→ Trecho de origem:
+ + + + +
Em outras palavras, podemos dizer que, ao segmentar, você não precisa expulsar um cliente só porque ele está inadequado ao perfil de seu empreendimento ou produto! Mas, ao definir qualificadamente estratégias de marketing, logística, recursos humanos, finanças e produção, focalizando as necessidades do nicho escolhido, as chances de conquistar seu público-alvo serão enormes. Afinal, você prefere ser uma Tubaína (marca de refrigerantes mais baratas, como a Fruki, por exemplo) ou uma Coca-Cola?

A urgência do mercado em conquistar clientes é tão feroz, que inventaram, até uma segunda vida – virtual -, onde é possível ser o que você bem quiser, achar o melhor avatar para circular no meio e, claro, consumir. Aliás, o consumo é a única coisa real do Second Life. Aí, do alto de sua sabedoria, você pensa: nossa, que bobagem isso! Depende qual o seu conceito de futilidade, pois essa espécie de "Matrix", conta com mais de sete milhões de usuários (a maioria americanos) e, no caso em que nos interessa, consumidores.
+ + + + +
→ Listagem fornecida:
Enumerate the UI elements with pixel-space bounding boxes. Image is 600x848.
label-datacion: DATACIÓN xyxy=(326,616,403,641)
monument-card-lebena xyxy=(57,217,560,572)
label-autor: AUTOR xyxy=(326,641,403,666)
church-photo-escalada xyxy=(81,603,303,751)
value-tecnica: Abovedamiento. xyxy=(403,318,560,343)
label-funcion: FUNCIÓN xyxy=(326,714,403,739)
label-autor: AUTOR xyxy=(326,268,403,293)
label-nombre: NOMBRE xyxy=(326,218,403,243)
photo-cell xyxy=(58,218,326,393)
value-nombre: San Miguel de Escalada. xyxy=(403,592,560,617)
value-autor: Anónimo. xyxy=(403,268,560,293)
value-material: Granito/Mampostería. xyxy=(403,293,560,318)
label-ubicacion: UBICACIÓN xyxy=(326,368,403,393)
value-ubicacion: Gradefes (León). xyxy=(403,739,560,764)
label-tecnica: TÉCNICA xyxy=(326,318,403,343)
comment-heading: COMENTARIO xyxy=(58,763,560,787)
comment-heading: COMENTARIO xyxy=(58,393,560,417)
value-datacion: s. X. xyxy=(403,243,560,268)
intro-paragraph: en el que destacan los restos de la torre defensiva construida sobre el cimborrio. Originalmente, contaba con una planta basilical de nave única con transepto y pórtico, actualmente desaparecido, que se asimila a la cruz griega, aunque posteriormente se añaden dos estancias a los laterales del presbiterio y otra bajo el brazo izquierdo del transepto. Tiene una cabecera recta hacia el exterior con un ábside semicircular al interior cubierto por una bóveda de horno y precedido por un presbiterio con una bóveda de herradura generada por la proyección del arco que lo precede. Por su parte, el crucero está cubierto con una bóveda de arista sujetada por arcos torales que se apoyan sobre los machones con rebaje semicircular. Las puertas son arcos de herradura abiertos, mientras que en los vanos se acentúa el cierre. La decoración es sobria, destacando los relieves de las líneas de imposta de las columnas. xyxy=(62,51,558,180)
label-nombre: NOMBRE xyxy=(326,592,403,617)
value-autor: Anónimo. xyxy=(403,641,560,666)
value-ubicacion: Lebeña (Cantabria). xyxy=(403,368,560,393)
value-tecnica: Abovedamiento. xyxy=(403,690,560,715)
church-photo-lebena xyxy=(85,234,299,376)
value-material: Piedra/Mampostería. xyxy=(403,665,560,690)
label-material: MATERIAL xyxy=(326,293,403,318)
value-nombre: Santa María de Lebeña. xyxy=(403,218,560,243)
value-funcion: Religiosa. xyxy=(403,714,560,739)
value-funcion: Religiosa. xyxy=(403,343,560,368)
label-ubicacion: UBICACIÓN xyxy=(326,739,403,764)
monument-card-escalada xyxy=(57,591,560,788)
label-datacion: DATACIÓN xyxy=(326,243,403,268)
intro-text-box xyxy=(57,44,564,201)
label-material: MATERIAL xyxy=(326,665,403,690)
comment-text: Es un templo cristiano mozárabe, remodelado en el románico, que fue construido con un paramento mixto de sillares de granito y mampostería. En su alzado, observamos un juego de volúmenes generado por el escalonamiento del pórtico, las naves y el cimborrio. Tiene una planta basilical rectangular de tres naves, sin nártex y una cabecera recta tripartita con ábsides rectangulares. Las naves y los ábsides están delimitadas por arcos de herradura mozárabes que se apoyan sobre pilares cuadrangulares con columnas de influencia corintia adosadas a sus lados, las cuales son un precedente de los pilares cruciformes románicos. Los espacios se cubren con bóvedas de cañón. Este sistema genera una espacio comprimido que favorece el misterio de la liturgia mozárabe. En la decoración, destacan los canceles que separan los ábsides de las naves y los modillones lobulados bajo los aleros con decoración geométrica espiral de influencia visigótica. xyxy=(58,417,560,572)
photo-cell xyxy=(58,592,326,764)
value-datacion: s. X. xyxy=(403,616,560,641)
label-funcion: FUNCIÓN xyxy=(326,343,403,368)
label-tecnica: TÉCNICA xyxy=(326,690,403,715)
+ + + + +
→ Tarefa 1:
Transcreva, do texto sobre segmentação de mercado, o trecho que começa com as palavras "Em outras palavras, podemos" e termina com "ou uma Coca-Cola?".
→ Tarefa 2:
Dê continuidade ao texto sobre segmentação de mercado e o Second Life, começando logo após a última frase apresentada.

→ Resposta 1:
Em outras palavras, podemos dizer que, ao segmentar, você não precisa expulsar um cliente só porque ele está inadequado ao perfil de seu empreendimento ou produto! Mas, ao definir qualificadamente estratégias de marketing, logística, recursos humanos, finanças e produção, focalizando as necessidades do nicho escolhido, as chances de conquistar seu público-alvo serão enormes. Afinal, você prefere ser uma Tubaína (marca de refrigerantes mais baratas, como a Fruki, por exemplo) ou uma Coca-Cola?

→ Resposta 2:
Philip Kotler, estudioso e guru de marketing, traz um exemplo bastante curioso e inteligente. A Hallmarrk Cards possui uma estratégia para todo tipo de pessoa e ocasião. Através de cartões, divide rigorosamente o mercado consumidor a fim de identificar segmentos e nichos para novos produtos. Entre outras variedades, o fazem por raça, religião, idade, nacionalidade e sensibilidade ao preço. A estrutura é tão perfeita, que, identificado o perfil do consumidor, cria-se um cartão específico e a empresa elabora uma ou mais séries de produtos voltados a este segmento. A linha Legacy of Greatness, por exemplo, agradece aos afro-americanos por sua contribuição à sociedade. Uma outra, faz cartões festivos para ocasiões especiais, como a celebração de Bar e Bat Mitzvah.

Aqui no Brasil, só para citar um dos muitos exemplos - as empresas de cartões de crédito pouco exploram o mercado desta forma. Ou seja, o lema é gaste com o que você quiser, mas não deixe de pagar a fatura. Especulando um pouco os motivos para que não sigam o exemplo da Hallmark, digamos que seria bem difícil agradecer ao público afro-descendente, porque alguém entraria com uma ação reivindicando cotas para germânico-descendentes, italiano-descendentes e por aí afora... Estamos anos luz de empresas aptas a tratar e atender o consumidor conforme suas necessidades e quereres.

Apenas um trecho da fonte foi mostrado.